» **WHAT IS ASKED**
Leave out the pictures, then reproduce the rest of the material exactly.

» **EXTRACTED ENTRIES**
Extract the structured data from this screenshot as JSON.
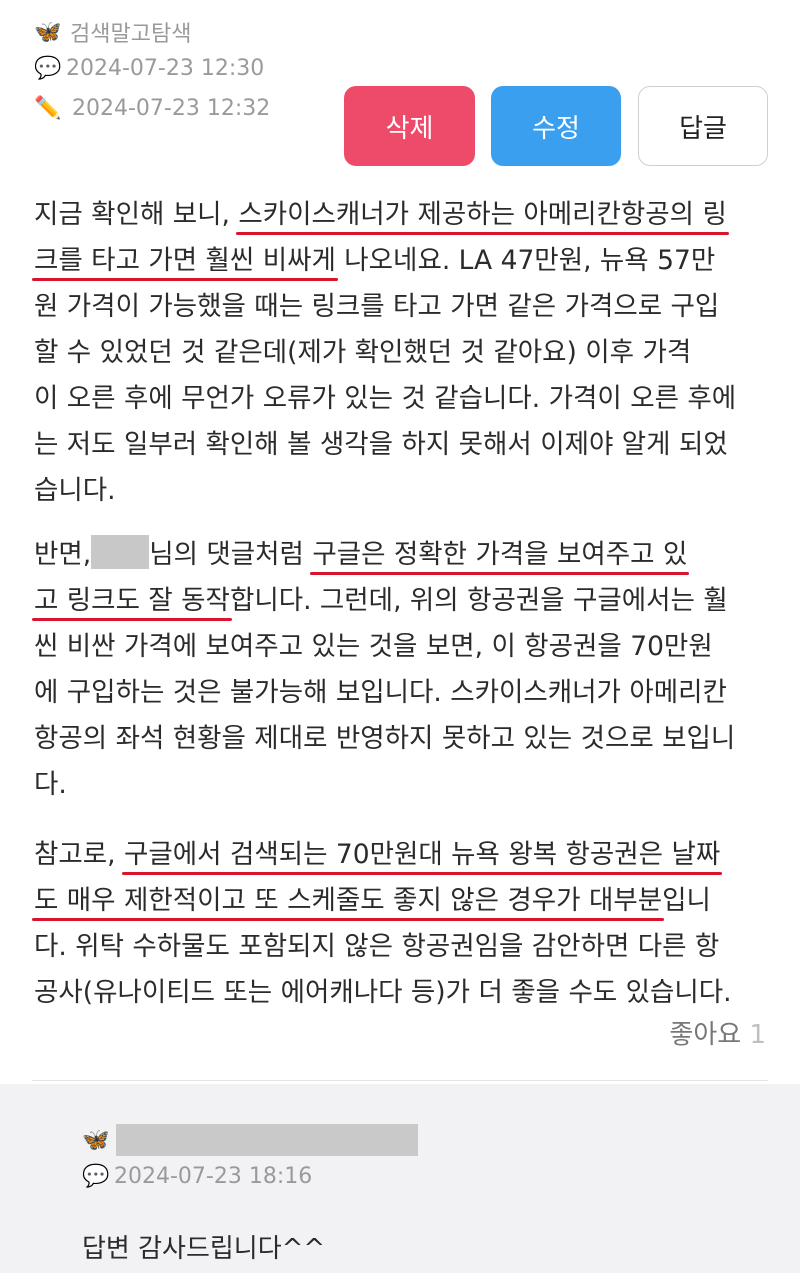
{
  "post": {
    "author_icon": "butterfly-icon",
    "author": "검색말고탐색",
    "created_icon": "speech-bubble-icon",
    "created": "2024-07-23 12:30",
    "edited_icon": "pencil-icon",
    "edited": "2024-07-23 12:32"
  },
  "actions": {
    "delete": "삭제",
    "edit": "수정",
    "reply": "답글"
  },
  "colors": {
    "delete_bg": "#ee4b6a",
    "edit_bg": "#3b9ff0",
    "underline": "#d8152d"
  },
  "body": {
    "p1_l1_a": "지금 확인해 보니, ",
    "p1_l1_b": "스카이스캐너가 제공하는 아메리칸항공의 링",
    "p1_l2_a": "크를 타고 가면 훨씬 비싸게",
    "p1_l2_b": " 나오네요. LA 47만원, 뉴욕 57만",
    "p1_l3": "원 가격이 가능했을 때는 링크를 타고 가면 같은 가격으로 구입",
    "p1_l4": "할 수 있었던 것 같은데(제가 확인했던 것 같아요) 이후 가격",
    "p1_l5": "이 오른 후에 무언가 오류가 있는 것 같습니다. 가격이 오른 후에",
    "p1_l6": "는 저도 일부러 확인해 볼 생각을 하지 못해서 이제야 알게 되었",
    "p1_l7": "습니다.",
    "p2_l1_a": "반면,",
    "p2_l1_b": "님의 댓글처럼 ",
    "p2_l1_c": "구글은 정확한 가격을 보여주고 있",
    "p2_l2_a": "고 링크도 잘 동작",
    "p2_l2_b": "합니다. 그런데, 위의 항공권을 구글에서는 훨",
    "p2_l3": "씬 비싼 가격에 보여주고 있는 것을 보면, 이 항공권을 70만원",
    "p2_l4": "에 구입하는 것은 불가능해 보입니다. 스카이스캐너가 아메리칸",
    "p2_l5": "항공의 좌석 현황을 제대로 반영하지 못하고 있는 것으로 보입니",
    "p2_l6": "다.",
    "p3_l1_a": "참고로, ",
    "p3_l1_b": "구글에서 검색되는 70만원대 뉴욕 왕복 항공권은 날짜",
    "p3_l2_a": "도 매우 제한적이고 또 스케줄도 좋지 않은 경우가 대부분",
    "p3_l2_b": "입니",
    "p3_l3": "다. 위탁 수하물도 포함되지 않은 항공권임을 감안하면 다른 항",
    "p3_l4": "공사(유나이티드 또는 에어캐나다 등)가 더 좋을 수도 있습니다."
  },
  "like": {
    "label": "좋아요",
    "count": "1"
  },
  "reply": {
    "author_icon": "butterfly-icon",
    "time_icon": "speech-bubble-icon",
    "time": "2024-07-23 18:16",
    "text": "답변 감사드립니다^^"
  }
}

» **THE COMPLETED TASK**
Extract the structured data from this screenshot as JSON.
{
  "post": {
    "author_icon": "butterfly-icon",
    "author": "검색말고탐색",
    "created_icon": "speech-bubble-icon",
    "created": "2024-07-23 12:30",
    "edited_icon": "pencil-icon",
    "edited": "2024-07-23 12:32"
  },
  "actions": {
    "delete": "삭제",
    "edit": "수정",
    "reply": "답글"
  },
  "colors": {
    "delete_bg": "#ee4b6a",
    "edit_bg": "#3b9ff0",
    "underline": "#d8152d"
  },
  "body": {
    "p1_l1_a": "지금 확인해 보니, ",
    "p1_l1_b": "스카이스캐너가 제공하는 아메리칸항공의 링",
    "p1_l2_a": "크를 타고 가면 훨씬 비싸게",
    "p1_l2_b": " 나오네요. LA 47만원, 뉴욕 57만",
    "p1_l3": "원 가격이 가능했을 때는 링크를 타고 가면 같은 가격으로 구입",
    "p1_l4": "할 수 있었던 것 같은데(제가 확인했던 것 같아요) 이후 가격",
    "p1_l5": "이 오른 후에 무언가 오류가 있는 것 같습니다. 가격이 오른 후에",
    "p1_l6": "는 저도 일부러 확인해 볼 생각을 하지 못해서 이제야 알게 되었",
    "p1_l7": "습니다.",
    "p2_l1_a": "반면,",
    "p2_l1_b": "님의 댓글처럼 ",
    "p2_l1_c": "구글은 정확한 가격을 보여주고 있",
    "p2_l2_a": "고 링크도 잘 동작",
    "p2_l2_b": "합니다. 그런데, 위의 항공권을 구글에서는 훨",
    "p2_l3": "씬 비싼 가격에 보여주고 있는 것을 보면, 이 항공권을 70만원",
    "p2_l4": "에 구입하는 것은 불가능해 보입니다. 스카이스캐너가 아메리칸",
    "p2_l5": "항공의 좌석 현황을 제대로 반영하지 못하고 있는 것으로 보입니",
    "p2_l6": "다.",
    "p3_l1_a": "참고로, ",
    "p3_l1_b": "구글에서 검색되는 70만원대 뉴욕 왕복 항공권은 날짜",
    "p3_l2_a": "도 매우 제한적이고 또 스케줄도 좋지 않은 경우가 대부분",
    "p3_l2_b": "입니",
    "p3_l3": "다. 위탁 수하물도 포함되지 않은 항공권임을 감안하면 다른 항",
    "p3_l4": "공사(유나이티드 또는 에어캐나다 등)가 더 좋을 수도 있습니다."
  },
  "like": {
    "label": "좋아요",
    "count": "1"
  },
  "reply": {
    "author_icon": "butterfly-icon",
    "time_icon": "speech-bubble-icon",
    "time": "2024-07-23 18:16",
    "text": "답변 감사드립니다^^"
  }
}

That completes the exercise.